(AIM):
Records follow. Copy every line with "growth".

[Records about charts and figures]
"""
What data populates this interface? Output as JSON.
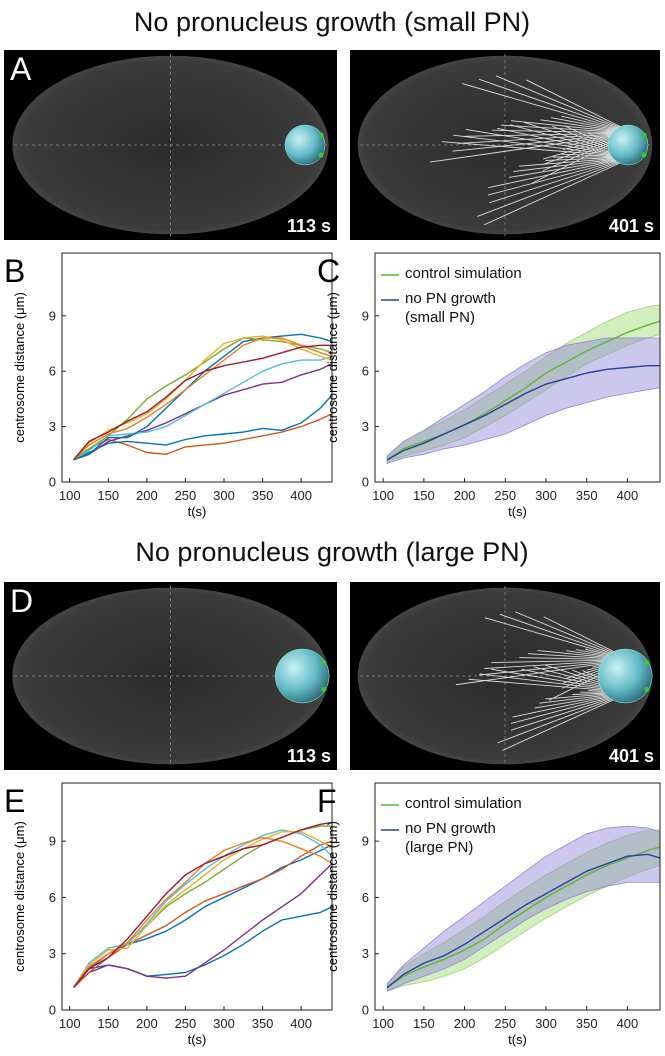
{
  "figure": {
    "sections": [
      {
        "title": "No pronucleus growth (small PN)",
        "panel": "A",
        "times": [
          "113 s",
          "401 s"
        ]
      },
      {
        "title": "No pronucleus growth (large PN)",
        "panel": "D",
        "times": [
          "113 s",
          "401 s"
        ]
      }
    ]
  },
  "chart_data": [
    {
      "type": "line",
      "panel": "B",
      "xlabel": "t(s)",
      "ylabel": "centrosome distance (μm)",
      "xlim": [
        90,
        440
      ],
      "ylim": [
        0,
        12.4
      ],
      "xticks": [
        100,
        150,
        200,
        250,
        300,
        350,
        400
      ],
      "yticks": [
        0,
        3,
        6,
        9
      ],
      "x": [
        105,
        125,
        150,
        175,
        200,
        225,
        250,
        275,
        300,
        325,
        350,
        375,
        400,
        425,
        440
      ],
      "series": [
        {
          "color": "#d95319",
          "values": [
            1.2,
            1.8,
            2.3,
            2.0,
            1.6,
            1.5,
            1.9,
            2.0,
            2.1,
            2.3,
            2.5,
            2.7,
            3.0,
            3.4,
            3.7
          ]
        },
        {
          "color": "#0072bd",
          "values": [
            1.2,
            1.6,
            2.1,
            2.2,
            2.1,
            2.0,
            2.3,
            2.5,
            2.6,
            2.7,
            2.9,
            2.8,
            3.2,
            4.0,
            4.7
          ]
        },
        {
          "color": "#7e2f8e",
          "values": [
            1.2,
            1.5,
            2.2,
            2.5,
            2.8,
            3.2,
            3.7,
            4.2,
            4.7,
            5.0,
            5.3,
            5.4,
            5.8,
            6.1,
            6.4
          ]
        },
        {
          "color": "#4dbeee",
          "values": [
            1.2,
            1.7,
            2.5,
            2.6,
            2.7,
            3.0,
            3.6,
            4.2,
            4.8,
            5.4,
            6.0,
            6.4,
            6.6,
            6.6,
            6.8
          ]
        },
        {
          "color": "#0072bd",
          "values": [
            1.2,
            1.5,
            2.4,
            2.4,
            3.0,
            4.0,
            5.0,
            6.0,
            6.8,
            7.6,
            7.8,
            7.9,
            8.0,
            7.8,
            7.6
          ]
        },
        {
          "color": "#77ac30",
          "values": [
            1.2,
            1.8,
            2.5,
            3.4,
            4.5,
            5.2,
            5.8,
            6.5,
            7.2,
            7.8,
            7.7,
            7.6,
            7.4,
            7.2,
            7.0
          ]
        },
        {
          "color": "#edb120",
          "values": [
            1.2,
            2.1,
            2.8,
            3.2,
            3.7,
            4.5,
            5.5,
            6.6,
            7.5,
            7.8,
            7.9,
            7.7,
            7.2,
            6.8,
            6.6
          ]
        },
        {
          "color": "#f08020",
          "values": [
            1.2,
            2.0,
            2.6,
            2.9,
            3.5,
            4.2,
            5.0,
            5.8,
            6.6,
            7.4,
            7.8,
            7.8,
            7.4,
            7.0,
            6.8
          ]
        },
        {
          "color": "#a2142f",
          "values": [
            1.2,
            2.2,
            2.7,
            3.3,
            3.8,
            4.6,
            5.5,
            6.0,
            6.3,
            6.5,
            6.7,
            7.0,
            7.3,
            7.4,
            7.4
          ]
        }
      ]
    },
    {
      "type": "line",
      "panel": "C",
      "xlabel": "t(s)",
      "ylabel": "centrosome distance (μm)",
      "legend": "upper left",
      "xlim": [
        90,
        440
      ],
      "ylim": [
        0,
        12.4
      ],
      "xticks": [
        100,
        150,
        200,
        250,
        300,
        350,
        400
      ],
      "yticks": [
        0,
        3,
        6,
        9
      ],
      "x": [
        105,
        125,
        150,
        175,
        200,
        225,
        250,
        275,
        300,
        325,
        350,
        375,
        400,
        425,
        440
      ],
      "series": [
        {
          "name": "control simulation",
          "color": "#5cb531",
          "band_color": "#9bd86e",
          "values": [
            1.2,
            1.8,
            2.2,
            2.6,
            3.1,
            3.7,
            4.4,
            5.1,
            5.9,
            6.5,
            7.1,
            7.6,
            8.1,
            8.5,
            8.7
          ],
          "lower": [
            1.1,
            1.4,
            1.7,
            2.0,
            2.4,
            3.0,
            3.6,
            4.3,
            5.0,
            5.7,
            6.4,
            6.9,
            7.4,
            7.8,
            8.0
          ],
          "upper": [
            1.4,
            2.2,
            2.8,
            3.3,
            3.9,
            4.6,
            5.3,
            6.0,
            6.8,
            7.5,
            8.1,
            8.7,
            9.2,
            9.5,
            9.6
          ]
        },
        {
          "name": "no PN growth (small PN)",
          "color": "#2c3e9c",
          "band_color": "#8f86d8",
          "values": [
            1.2,
            1.7,
            2.1,
            2.6,
            3.1,
            3.6,
            4.2,
            4.8,
            5.3,
            5.6,
            5.9,
            6.1,
            6.2,
            6.3,
            6.3
          ],
          "lower": [
            1.0,
            1.3,
            1.5,
            1.8,
            2.0,
            2.3,
            2.6,
            3.1,
            3.6,
            4.0,
            4.3,
            4.6,
            4.8,
            5.0,
            5.1
          ],
          "upper": [
            1.4,
            2.2,
            2.8,
            3.5,
            4.2,
            4.9,
            5.7,
            6.4,
            7.0,
            7.4,
            7.6,
            7.8,
            7.8,
            7.8,
            7.8
          ]
        }
      ]
    },
    {
      "type": "line",
      "panel": "E",
      "xlabel": "t(s)",
      "ylabel": "centrosome distance (μm)",
      "xlim": [
        90,
        440
      ],
      "ylim": [
        0,
        12.1
      ],
      "xticks": [
        100,
        150,
        200,
        250,
        300,
        350,
        400
      ],
      "yticks": [
        0,
        3,
        6,
        9
      ],
      "x": [
        105,
        125,
        150,
        175,
        200,
        225,
        250,
        275,
        300,
        325,
        350,
        375,
        400,
        425,
        440
      ],
      "series": [
        {
          "color": "#0072bd",
          "values": [
            1.2,
            2.2,
            2.4,
            2.2,
            1.8,
            1.9,
            2.0,
            2.4,
            2.9,
            3.5,
            4.2,
            4.8,
            5.0,
            5.2,
            5.5
          ]
        },
        {
          "color": "#7e2f8e",
          "values": [
            1.2,
            2.0,
            2.4,
            2.2,
            1.8,
            1.7,
            1.8,
            2.5,
            3.2,
            4.0,
            4.8,
            5.5,
            6.2,
            7.2,
            7.8
          ]
        },
        {
          "color": "#0072bd",
          "values": [
            1.2,
            2.2,
            3.0,
            3.5,
            3.8,
            4.2,
            4.8,
            5.5,
            6.0,
            6.5,
            7.0,
            7.6,
            8.0,
            8.5,
            8.8
          ]
        },
        {
          "color": "#d95319",
          "values": [
            1.2,
            2.0,
            2.8,
            3.5,
            4.0,
            4.5,
            5.2,
            5.8,
            6.2,
            6.6,
            7.0,
            7.5,
            8.2,
            8.8,
            9.0
          ]
        },
        {
          "color": "#77ac30",
          "values": [
            1.2,
            2.3,
            3.0,
            3.6,
            4.5,
            5.5,
            6.2,
            6.8,
            7.5,
            8.2,
            8.8,
            9.2,
            9.6,
            9.8,
            9.8
          ]
        },
        {
          "color": "#4dbeee",
          "values": [
            1.2,
            2.5,
            3.3,
            3.5,
            4.6,
            5.8,
            6.7,
            7.5,
            8.2,
            8.8,
            9.3,
            9.6,
            9.4,
            8.8,
            8.2
          ]
        },
        {
          "color": "#edb120",
          "values": [
            1.2,
            2.4,
            3.2,
            3.3,
            4.5,
            5.6,
            6.4,
            7.2,
            8.0,
            8.6,
            9.1,
            9.5,
            9.5,
            9.0,
            8.6
          ]
        },
        {
          "color": "#f08020",
          "values": [
            1.2,
            2.3,
            3.0,
            3.6,
            4.8,
            5.9,
            6.8,
            7.8,
            8.5,
            8.9,
            9.2,
            9.0,
            8.6,
            8.2,
            7.8
          ]
        },
        {
          "color": "#a2142f",
          "values": [
            1.2,
            2.2,
            2.8,
            3.8,
            5.0,
            6.2,
            7.2,
            7.8,
            8.2,
            8.6,
            8.8,
            9.2,
            9.6,
            9.9,
            10.0
          ]
        }
      ]
    },
    {
      "type": "line",
      "panel": "F",
      "xlabel": "t(s)",
      "ylabel": "centrosome distance (μm)",
      "legend": "upper left",
      "xlim": [
        90,
        440
      ],
      "ylim": [
        0,
        12.1
      ],
      "xticks": [
        100,
        150,
        200,
        250,
        300,
        350,
        400
      ],
      "yticks": [
        0,
        3,
        6,
        9
      ],
      "x": [
        105,
        125,
        150,
        175,
        200,
        225,
        250,
        275,
        300,
        325,
        350,
        375,
        400,
        425,
        440
      ],
      "series": [
        {
          "name": "control simulation",
          "color": "#5cb531",
          "band_color": "#9bd86e",
          "values": [
            1.2,
            1.8,
            2.3,
            2.7,
            3.2,
            3.8,
            4.6,
            5.3,
            6.0,
            6.6,
            7.2,
            7.7,
            8.1,
            8.5,
            8.7
          ],
          "lower": [
            1.0,
            1.3,
            1.5,
            1.8,
            2.2,
            2.8,
            3.5,
            4.2,
            4.9,
            5.5,
            6.1,
            6.6,
            7.1,
            7.5,
            7.7
          ],
          "upper": [
            1.4,
            2.3,
            3.0,
            3.6,
            4.3,
            5.0,
            5.8,
            6.5,
            7.2,
            7.8,
            8.4,
            8.9,
            9.3,
            9.6,
            9.6
          ]
        },
        {
          "name": "no PN growth (large PN)",
          "color": "#2c3e9c",
          "band_color": "#8f86d8",
          "values": [
            1.2,
            1.9,
            2.5,
            2.9,
            3.5,
            4.2,
            4.9,
            5.6,
            6.2,
            6.8,
            7.4,
            7.8,
            8.2,
            8.3,
            8.1
          ],
          "lower": [
            1.0,
            1.4,
            1.8,
            2.2,
            2.7,
            3.4,
            4.1,
            4.8,
            5.4,
            5.9,
            6.3,
            6.6,
            6.8,
            6.8,
            6.8
          ],
          "upper": [
            1.4,
            2.4,
            3.3,
            4.2,
            5.0,
            5.8,
            6.6,
            7.4,
            8.2,
            8.8,
            9.4,
            9.7,
            9.8,
            9.7,
            9.5
          ]
        }
      ]
    }
  ]
}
"""
(THE ANSWER):
        "title": "No pronucleus growth (small PN)",
        "title": "No pronucleus growth (large PN)",
          "name": "no PN growth (small PN)",
          "name": "no PN growth (large PN)",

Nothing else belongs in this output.